What you are asked to do
Copy out each line below that contains the word "cover".

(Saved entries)

+ + + + +

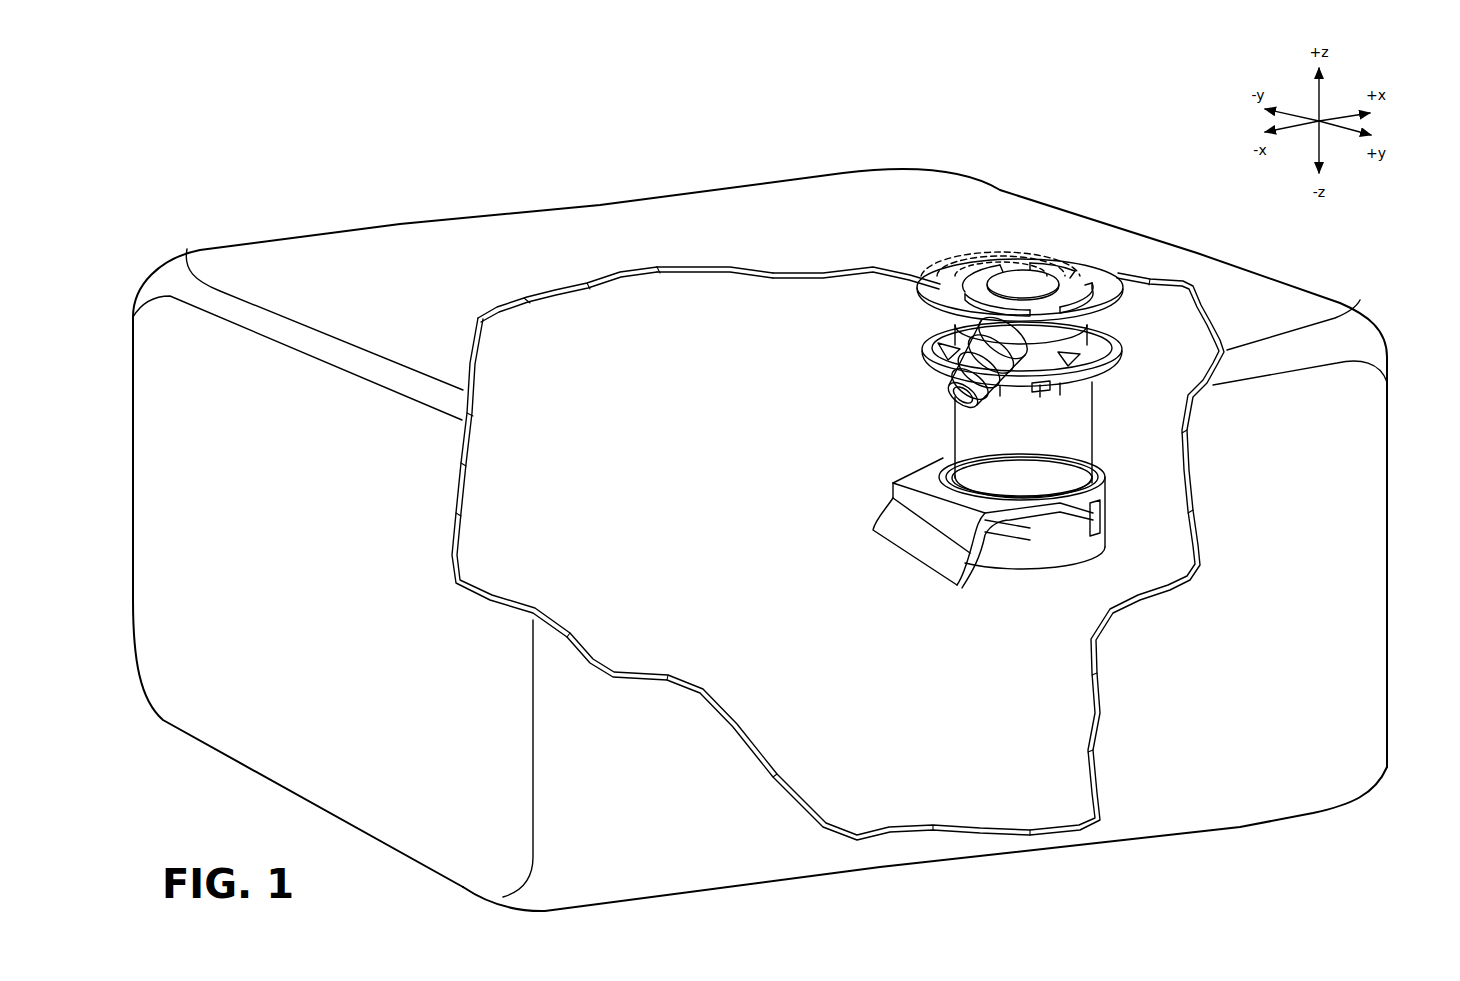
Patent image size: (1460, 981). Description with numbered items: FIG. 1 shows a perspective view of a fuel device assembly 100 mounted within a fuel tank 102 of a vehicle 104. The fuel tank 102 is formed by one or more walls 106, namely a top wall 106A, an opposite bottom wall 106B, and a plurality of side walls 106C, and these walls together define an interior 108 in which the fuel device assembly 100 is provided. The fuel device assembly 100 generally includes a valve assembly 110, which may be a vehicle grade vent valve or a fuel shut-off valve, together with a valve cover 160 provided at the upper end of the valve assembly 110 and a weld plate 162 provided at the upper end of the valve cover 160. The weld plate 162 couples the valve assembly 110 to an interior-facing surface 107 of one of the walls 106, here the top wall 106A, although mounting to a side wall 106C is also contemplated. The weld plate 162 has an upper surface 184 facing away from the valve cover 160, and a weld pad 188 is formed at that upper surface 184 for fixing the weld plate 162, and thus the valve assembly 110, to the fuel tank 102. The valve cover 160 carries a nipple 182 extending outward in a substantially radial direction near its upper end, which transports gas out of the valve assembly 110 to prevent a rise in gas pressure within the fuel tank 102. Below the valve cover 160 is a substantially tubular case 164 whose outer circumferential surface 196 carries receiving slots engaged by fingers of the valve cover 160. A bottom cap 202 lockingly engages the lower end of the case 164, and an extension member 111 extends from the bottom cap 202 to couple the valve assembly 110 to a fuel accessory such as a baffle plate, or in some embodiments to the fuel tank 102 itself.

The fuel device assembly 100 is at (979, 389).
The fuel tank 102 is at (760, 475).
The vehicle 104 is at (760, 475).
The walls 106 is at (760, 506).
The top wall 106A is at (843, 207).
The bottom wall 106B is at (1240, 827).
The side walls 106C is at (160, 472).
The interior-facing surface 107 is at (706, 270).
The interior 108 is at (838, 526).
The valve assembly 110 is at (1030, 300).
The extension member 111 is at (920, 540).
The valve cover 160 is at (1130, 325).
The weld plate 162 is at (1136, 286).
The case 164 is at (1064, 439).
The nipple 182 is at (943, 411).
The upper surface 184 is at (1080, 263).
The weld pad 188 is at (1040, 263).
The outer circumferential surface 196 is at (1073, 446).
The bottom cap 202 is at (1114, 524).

+ + + + +

Exercise response
Patent image size: (1460, 981). Description with numbered items: FIG. 1 shows a perspective view of a fuel device assembly 100 mounted within a fuel tank 102 of a vehicle 104. The fuel tank 102 is formed by one or more walls 106, namely a top wall 106A, an opposite bottom wall 106B, and a plurality of side walls 106C, and these walls together define an interior 108 in which the fuel device assembly 100 is provided. The fuel device assembly 100 generally includes a valve assembly 110, which may be a vehicle grade vent valve or a fuel shut-off valve, together with a valve cover 160 provided at the upper end of the valve assembly 110 and a weld plate 162 provided at the upper end of the valve cover 160. The weld plate 162 couples the valve assembly 110 to an interior-facing surface 107 of one of the walls 106, here the top wall 106A, although mounting to a side wall 106C is also contemplated. The weld plate 162 has an upper surface 184 facing away from the valve cover 160, and a weld pad 188 is formed at that upper surface 184 for fixing the weld plate 162, and thus the valve assembly 110, to the fuel tank 102. The valve cover 160 carries a nipple 182 extending outward in a substantially radial direction near its upper end, which transports gas out of the valve assembly 110 to prevent a rise in gas pressure within the fuel tank 102. Below the valve cover 160 is a substantially tubular case 164 whose outer circumferential surface 196 carries receiving slots engaged by fingers of the valve cover 160. A bottom cap 202 lockingly engages the lower end of the case 164, and an extension member 111 extends from the bottom cap 202 to couple the valve assembly 110 to a fuel accessory such as a baffle plate, or in some embodiments to the fuel tank 102 itself.
The valve cover 160 is at (1130, 325).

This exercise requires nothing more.